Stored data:
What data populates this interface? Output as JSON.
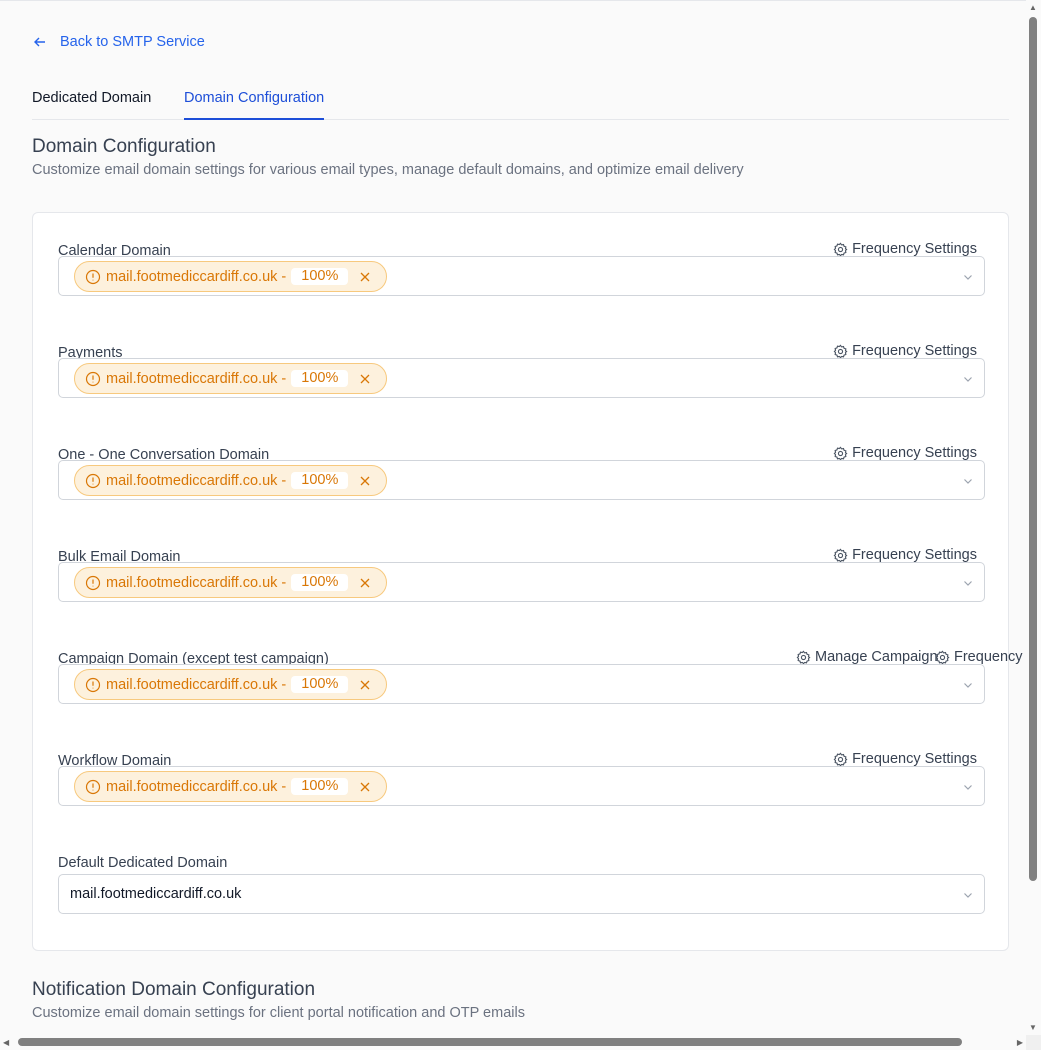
{
  "back_link": {
    "label": "Back to SMTP Service"
  },
  "tabs": [
    {
      "label": "Dedicated Domain",
      "active": false
    },
    {
      "label": "Domain Configuration",
      "active": true
    }
  ],
  "section": {
    "title": "Domain Configuration",
    "description": "Customize email domain settings for various email types, manage default domains, and optimize email delivery"
  },
  "fields": [
    {
      "label": "Calendar Domain",
      "actions": [
        "Frequency Settings"
      ],
      "tag": {
        "domain": "mail.footmediccardiff.co.uk -",
        "percent": "100%"
      }
    },
    {
      "label": "Payments",
      "actions": [
        "Frequency Settings"
      ],
      "tag": {
        "domain": "mail.footmediccardiff.co.uk -",
        "percent": "100%"
      }
    },
    {
      "label": "One - One Conversation Domain",
      "actions": [
        "Frequency Settings"
      ],
      "tag": {
        "domain": "mail.footmediccardiff.co.uk -",
        "percent": "100%"
      }
    },
    {
      "label": "Bulk Email Domain",
      "actions": [
        "Frequency Settings"
      ],
      "tag": {
        "domain": "mail.footmediccardiff.co.uk -",
        "percent": "100%"
      }
    },
    {
      "label": "Campaign Domain (except test campaign)",
      "actions": [
        "Manage Campaign",
        "Frequency"
      ],
      "tag": {
        "domain": "mail.footmediccardiff.co.uk -",
        "percent": "100%"
      }
    },
    {
      "label": "Workflow Domain",
      "actions": [
        "Frequency Settings"
      ],
      "tag": {
        "domain": "mail.footmediccardiff.co.uk -",
        "percent": "100%"
      }
    }
  ],
  "default_domain": {
    "label": "Default Dedicated Domain",
    "value": "mail.footmediccardiff.co.uk"
  },
  "notification_section": {
    "title": "Notification Domain Configuration",
    "description": "Customize email domain settings for client portal notification and OTP emails"
  },
  "colors": {
    "accent": "#1d4ed8",
    "tag_text": "#d97706",
    "tag_bg": "#fdf1dd"
  }
}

**WHAT YOU ARE ASKED TO DO**.
Pictures don't belong in the copy. Transcribe every record exactly as it appears.

**FINISHED TASK**.
What data populates this interface? Output as JSON.
{
  "back_link": {
    "label": "Back to SMTP Service"
  },
  "tabs": [
    {
      "label": "Dedicated Domain",
      "active": false
    },
    {
      "label": "Domain Configuration",
      "active": true
    }
  ],
  "section": {
    "title": "Domain Configuration",
    "description": "Customize email domain settings for various email types, manage default domains, and optimize email delivery"
  },
  "fields": [
    {
      "label": "Calendar Domain",
      "actions": [
        "Frequency Settings"
      ],
      "tag": {
        "domain": "mail.footmediccardiff.co.uk -",
        "percent": "100%"
      }
    },
    {
      "label": "Payments",
      "actions": [
        "Frequency Settings"
      ],
      "tag": {
        "domain": "mail.footmediccardiff.co.uk -",
        "percent": "100%"
      }
    },
    {
      "label": "One - One Conversation Domain",
      "actions": [
        "Frequency Settings"
      ],
      "tag": {
        "domain": "mail.footmediccardiff.co.uk -",
        "percent": "100%"
      }
    },
    {
      "label": "Bulk Email Domain",
      "actions": [
        "Frequency Settings"
      ],
      "tag": {
        "domain": "mail.footmediccardiff.co.uk -",
        "percent": "100%"
      }
    },
    {
      "label": "Campaign Domain (except test campaign)",
      "actions": [
        "Manage Campaign",
        "Frequency"
      ],
      "tag": {
        "domain": "mail.footmediccardiff.co.uk -",
        "percent": "100%"
      }
    },
    {
      "label": "Workflow Domain",
      "actions": [
        "Frequency Settings"
      ],
      "tag": {
        "domain": "mail.footmediccardiff.co.uk -",
        "percent": "100%"
      }
    }
  ],
  "default_domain": {
    "label": "Default Dedicated Domain",
    "value": "mail.footmediccardiff.co.uk"
  },
  "notification_section": {
    "title": "Notification Domain Configuration",
    "description": "Customize email domain settings for client portal notification and OTP emails"
  },
  "colors": {
    "accent": "#1d4ed8",
    "tag_text": "#d97706",
    "tag_bg": "#fdf1dd"
  }
}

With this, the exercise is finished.